What you should do:
Format everything from the line containing "- place-label: Westminster: [211, 389, 300, 406]" down to the line containing "- place-label: Picton: [793, 389, 837, 406]" in the records below as a Markdown table, with a column "Row" giving a row number and a column "Entry" holding each line, skipping blank lines. Include only those lines, counting both ends.

Items from a data source:
= = =
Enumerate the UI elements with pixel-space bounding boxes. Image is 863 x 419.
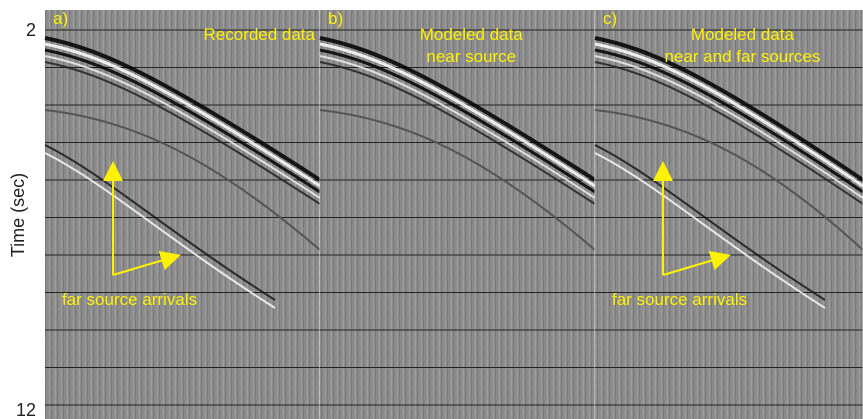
event <box>44 48 321 194</box>
event <box>594 55 863 199</box>
event <box>319 36 597 182</box>
seismic-image <box>45 10 320 419</box>
panel-title: Modeled data <box>420 25 524 44</box>
event <box>44 55 321 199</box>
event <box>319 42 596 188</box>
event <box>44 61 321 205</box>
panel: far source arrivals a) Recorded data <box>44 9 322 419</box>
event <box>319 48 596 194</box>
panel-letter: a) <box>53 9 68 28</box>
panel-title: near and far sources <box>664 47 820 66</box>
event <box>44 109 321 251</box>
panel: far source arrivals c) Modeled data near an… <box>594 9 863 419</box>
event <box>594 42 863 188</box>
far-event <box>44 152 276 309</box>
panel-letter: c) <box>603 9 617 28</box>
far-event <box>594 152 826 309</box>
far-event <box>594 144 826 301</box>
panel-title: Modeled data <box>691 25 795 44</box>
y-tick-label: 2 <box>26 20 36 40</box>
seismic-image <box>320 10 595 419</box>
seismic-image <box>595 10 863 419</box>
annotation: far source arrivals <box>612 290 747 309</box>
event <box>44 36 322 182</box>
event <box>44 42 321 188</box>
event <box>319 55 596 199</box>
event <box>319 61 596 205</box>
annotation: far source arrivals <box>62 290 197 309</box>
panel-title: Recorded data <box>203 25 315 44</box>
panel-title: near source <box>426 47 516 66</box>
event <box>319 109 596 251</box>
y-axis-label: Time (sec) <box>8 173 28 257</box>
panel: b) Modeled data near source <box>319 9 597 419</box>
far-event <box>44 144 276 301</box>
panel-letter: b) <box>328 9 343 28</box>
event <box>594 61 863 205</box>
arrow <box>662 250 731 276</box>
y-tick-label: 12 <box>16 400 36 419</box>
event <box>594 109 863 251</box>
event <box>594 48 863 194</box>
arrow <box>112 250 181 276</box>
event <box>594 36 863 182</box>
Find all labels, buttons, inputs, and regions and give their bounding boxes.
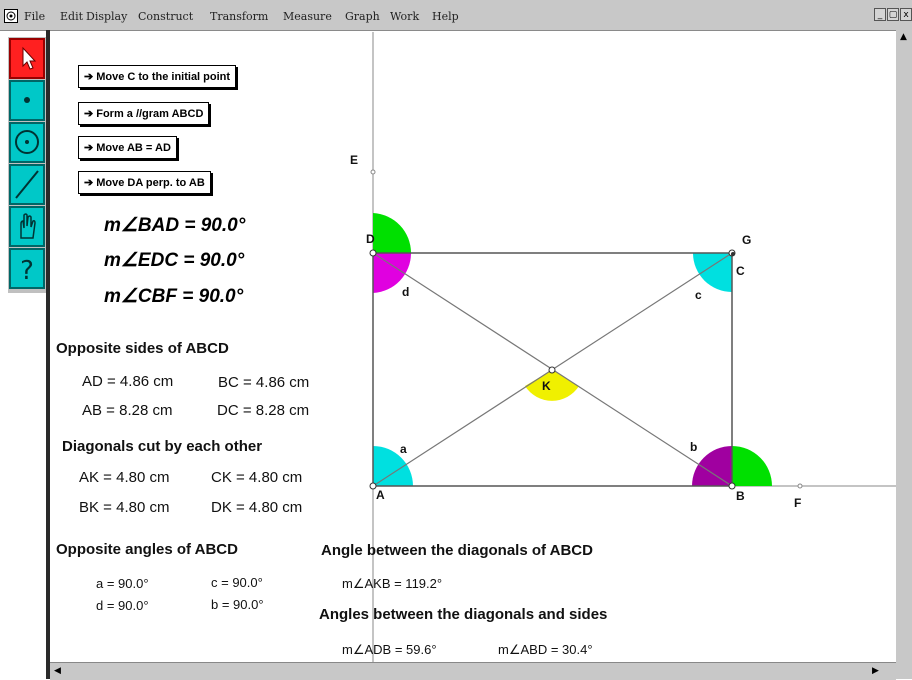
measure-ak[interactable]: AK = 4.80 cm [79,469,170,486]
menu-graph[interactable]: Graph [345,10,380,23]
menu-measure[interactable]: Measure [283,10,332,23]
measure-angle-bad[interactable]: m∠BAD = 90.0° [104,215,246,236]
label-point-g: G [742,233,752,247]
arrow-right-icon: ➔ [84,71,94,83]
label-point-c: C [736,264,745,278]
menu-transform[interactable]: Transform [210,10,269,23]
label-angle-b: b [690,440,698,454]
menu-work[interactable]: Work [390,10,420,23]
point-g[interactable] [731,252,735,256]
point-d[interactable] [369,249,377,257]
measure-dk[interactable]: DK = 4.80 cm [211,499,303,516]
left-border [46,30,50,679]
measure-bc[interactable]: BC = 4.86 cm [218,374,310,391]
line-tool[interactable] [9,164,45,205]
point-f[interactable] [797,483,803,489]
measure-ck[interactable]: CK = 4.80 cm [211,469,303,486]
question-mark-icon: ? [20,256,34,286]
info-tool[interactable]: ? [9,248,45,289]
sides-heading: Opposite sides of ABCD [56,340,229,357]
measure-ad[interactable]: AD = 4.86 cm [82,373,174,390]
angle-wedge-c-cyan [693,253,732,292]
point-b[interactable] [728,482,736,490]
horizontal-scrollbar[interactable]: ◀ ▶ [50,662,896,680]
angle-wedge-b-green [732,446,772,486]
measure-bk[interactable]: BK = 4.80 cm [79,499,170,516]
move-c-button[interactable]: ➔ Move C to the initial point [78,65,237,88]
svg-text:?: ? [20,256,34,286]
label-point-k: K [542,379,551,393]
measure-dc[interactable]: DC = 8.28 cm [217,402,310,419]
label-angle-d: d [402,285,410,299]
label-point-b: B [736,489,745,503]
label-point-a: A [376,488,385,502]
diagonals-heading: Diagonals cut by each other [62,438,263,455]
line-segment-icon [15,170,39,199]
measure-angle-cbf[interactable]: m∠CBF = 90.0° [104,286,244,307]
menu-help[interactable]: Help [432,10,459,23]
vertical-scrollbar[interactable]: ▲ [896,30,912,679]
menu-construct[interactable]: Construct [138,10,194,23]
label-point-f: F [794,496,802,510]
maximize-button[interactable]: ▢ [887,8,899,21]
label-point-e: E [350,153,359,167]
scroll-up-icon[interactable]: ▲ [900,32,907,42]
label-angle-a: a [400,442,407,456]
menu-bar: File Edit Display Construct Transform Me… [0,0,912,31]
measure-angle-b[interactable]: b = 90.0° [211,597,264,612]
move-da-button[interactable]: ➔ Move DA perp. to AB [78,171,211,194]
label-point-d: D [366,232,375,246]
scroll-right-icon[interactable]: ▶ [872,666,879,676]
app-icon [4,9,18,23]
circle-tool[interactable] [9,122,45,163]
point-tool[interactable] [9,80,45,121]
diagonals-sides-heading: Angles between the diagonals and sides [319,606,608,623]
circle-icon [15,130,39,154]
arrow-right-icon: ➔ [84,142,94,154]
arrow-right-icon: ➔ [84,177,94,189]
measure-angle-edc[interactable]: m∠EDC = 90.0° [104,250,245,271]
angle-wedge-k-yellow [525,370,579,401]
menu-display[interactable]: Display [86,10,128,23]
point-e[interactable] [370,169,376,175]
minimize-button[interactable]: _ [874,8,886,21]
label-angle-c: c [695,288,702,302]
angle-wedge-d-magenta [373,253,412,293]
measure-angle-d[interactable]: d = 90.0° [96,598,149,613]
move-ab-button[interactable]: ➔ Move AB = AD [78,136,177,159]
arrow-right-icon: ➔ [84,108,94,120]
measure-angle-a[interactable]: a = 90.0° [96,576,149,591]
menu-edit[interactable]: Edit [60,10,84,23]
measure-angle-abd[interactable]: m∠ABD = 30.4° [498,642,593,657]
scroll-left-icon[interactable]: ◀ [54,666,61,676]
between-diagonals-heading: Angle between the diagonals of ABCD [321,542,593,559]
measure-angle-adb[interactable]: m∠ADB = 59.6° [342,642,437,657]
angle-wedge-a-cyan [373,446,413,486]
angle-wedge-d-green [373,213,412,253]
angles-heading: Opposite angles of ABCD [56,541,238,558]
measure-ab[interactable]: AB = 8.28 cm [82,402,173,419]
angle-wedge-b-purple [692,446,732,486]
arrow-pointer-icon [22,46,37,70]
menu-file[interactable]: File [24,10,46,23]
point-k[interactable] [548,366,556,374]
text-tool[interactable] [9,206,45,247]
hand-icon [20,213,36,239]
measure-angle-c[interactable]: c = 90.0° [211,575,263,590]
point-a[interactable] [369,482,377,490]
point-icon [24,97,30,103]
pointer-tool[interactable] [9,38,45,79]
measure-angle-akb[interactable]: m∠AKB = 119.2° [342,576,443,591]
toolbox: ? [8,37,46,293]
form-gram-button[interactable]: ➔ Form a //gram ABCD [78,102,210,125]
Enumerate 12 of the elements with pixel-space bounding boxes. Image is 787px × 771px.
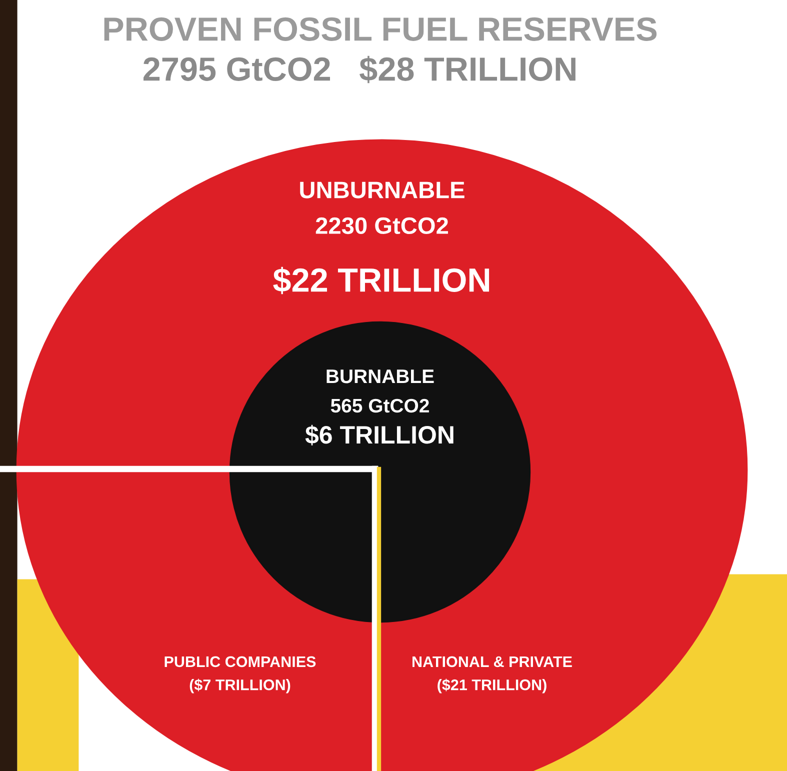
data-label: ($21 TRILLION) [438,678,546,694]
data-label: 565 GtCO2 [330,398,429,413]
data-label: $22 TRILLION [273,266,490,294]
data-label: $6 TRILLION [305,424,454,446]
text: PROVEN FOSSIL FUEL RESERVES [104,17,657,41]
category-label: NATIONAL & PRIVATE [412,656,572,668]
category-label: UNBURNABLE [300,182,464,198]
category-label: BURNABLE [326,370,434,384]
data-label: 2230 GtCO2 [316,217,448,234]
data-label: ($7 TRILLION) [190,678,290,694]
category-label: PUBLIC COMPANIES [164,656,316,668]
text: 2795 GtCO2 $28 TRILLION [144,56,576,84]
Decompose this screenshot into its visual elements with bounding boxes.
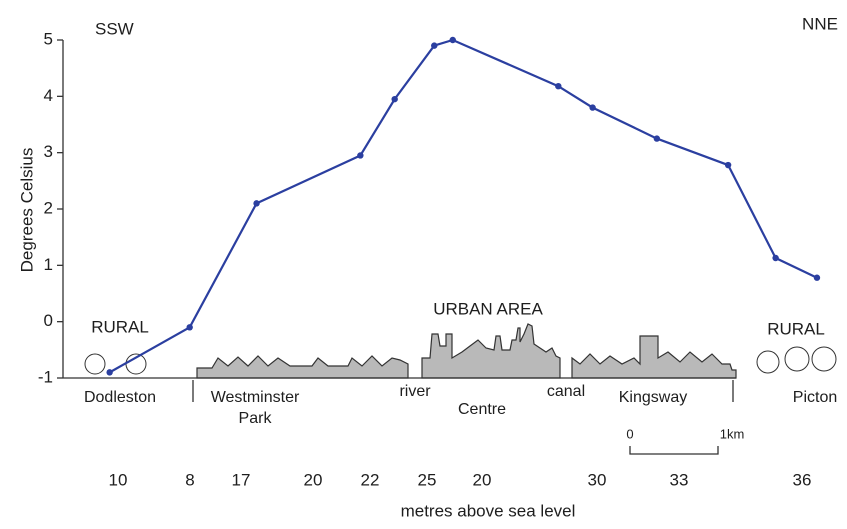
- place-label: Westminster: [211, 389, 300, 406]
- place-label: Dodleston: [84, 389, 156, 406]
- elevation-label: 10: [109, 470, 128, 489]
- data-point: [450, 37, 456, 43]
- data-point: [253, 200, 259, 206]
- y-tick-label: 4: [44, 86, 53, 105]
- y-tick-label: 2: [44, 198, 53, 217]
- tree: [785, 347, 809, 371]
- annotation: SSW: [95, 19, 134, 38]
- data-point: [589, 104, 595, 110]
- place-label: Kingsway: [619, 389, 687, 406]
- scale-label: 1km: [720, 426, 745, 441]
- data-point: [431, 42, 437, 48]
- elevation-label: 8: [185, 470, 194, 489]
- data-point: [186, 324, 192, 330]
- scale-label: 0: [626, 426, 633, 441]
- annotation: NNE: [802, 14, 838, 33]
- annotation: RURAL: [91, 317, 149, 336]
- tree: [85, 354, 105, 374]
- annotation: RURAL: [767, 319, 825, 338]
- tree: [812, 347, 836, 371]
- y-tick-label: -1: [38, 367, 53, 386]
- y-axis-label: Degrees Celsius: [17, 148, 36, 273]
- y-tick-label: 1: [44, 255, 53, 274]
- scale-bar: [630, 446, 718, 454]
- elevation-label: 22: [361, 470, 380, 489]
- place-label: Picton: [793, 389, 837, 406]
- data-point: [106, 369, 112, 375]
- y-tick-label: 0: [44, 311, 53, 330]
- elevation-label: 20: [304, 470, 323, 489]
- data-point: [555, 83, 561, 89]
- place-label: canal: [547, 383, 585, 400]
- data-point: [814, 275, 820, 281]
- data-point: [772, 255, 778, 261]
- elevation-label: 20: [473, 470, 492, 489]
- buildings: [422, 324, 560, 378]
- data-line: [110, 40, 817, 372]
- data-point: [725, 162, 731, 168]
- place-label: Park: [239, 410, 273, 427]
- elevation-label: 25: [418, 470, 437, 489]
- buildings: [572, 336, 736, 378]
- annotation: URBAN AREA: [433, 299, 543, 318]
- x-axis-label: metres above sea level: [401, 501, 576, 520]
- y-tick-label: 5: [44, 29, 53, 48]
- chart: Degrees Celsius metres above sea level -…: [0, 0, 847, 529]
- y-tick-label: 3: [44, 142, 53, 161]
- tree: [757, 351, 779, 373]
- elevation-label: 36: [793, 470, 812, 489]
- buildings: [197, 356, 408, 378]
- urban-silhouette: [197, 324, 736, 378]
- data-point: [357, 152, 363, 158]
- data-point: [391, 96, 397, 102]
- elevation-label: 17: [232, 470, 251, 489]
- data-point: [654, 135, 660, 141]
- place-label: river: [399, 383, 431, 400]
- elevation-label: 30: [588, 470, 607, 489]
- elevation-label: 33: [670, 470, 689, 489]
- place-label: Centre: [458, 401, 506, 418]
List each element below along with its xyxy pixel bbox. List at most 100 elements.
= = =
The solution:
| Row | Entry |
|---|---|
| 1 | - place-label: Westminster: [211, 389, 300, 406] |
| 2 | - place-label: Dodleston: [84, 389, 156, 406] |
| 3 | - elevation-label: 10: [109, 470, 128, 489] |
| 4 | - data-point: [450, 37, 456, 43] |
| 5 | - data-point: [253, 200, 259, 206] |
| 6 | - y-tick-label: 4: [44, 86, 53, 105] |
| 7 | - y-tick-label: 2: [44, 198, 53, 217] |
| 8 | - tree: [785, 347, 809, 371] |
| 9 | - annotation: SSW: [95, 19, 134, 38] |
| 10 | - data-point: [589, 104, 595, 110] |
| 11 | - place-label: Kingsway: [619, 389, 687, 406] |
| 12 | - scale-label: 1km: [720, 426, 745, 441] |
| 13 | - data-point: [431, 42, 437, 48] |
| 14 | - elevation-label: 8: [185, 470, 194, 489] |
| 15 | - data-point: [186, 324, 192, 330] |
| 16 | - scale-label: 0: [626, 426, 633, 441] |
| 17 | - annotation: NNE: [802, 14, 838, 33] |
| 18 | - annotation: RURAL: [91, 317, 149, 336] |
| 19 | - tree: [85, 354, 105, 374] |
| 20 | - annotation: RURAL: [767, 319, 825, 338] |
| 21 | - tree: [812, 347, 836, 371] |
| 22 | - y-tick-label: -1: [38, 367, 53, 386] |
| 23 | - y-axis-label: Degrees Celsius: [17, 148, 36, 273] |
| 24 | - y-tick-label: 1: [44, 255, 53, 274] |
| 25 | - scale-bar: [630, 446, 718, 454] |
| 26 | - elevation-label: 22: [361, 470, 380, 489] |
| 27 | - place-label: Picton: [793, 389, 837, 406] |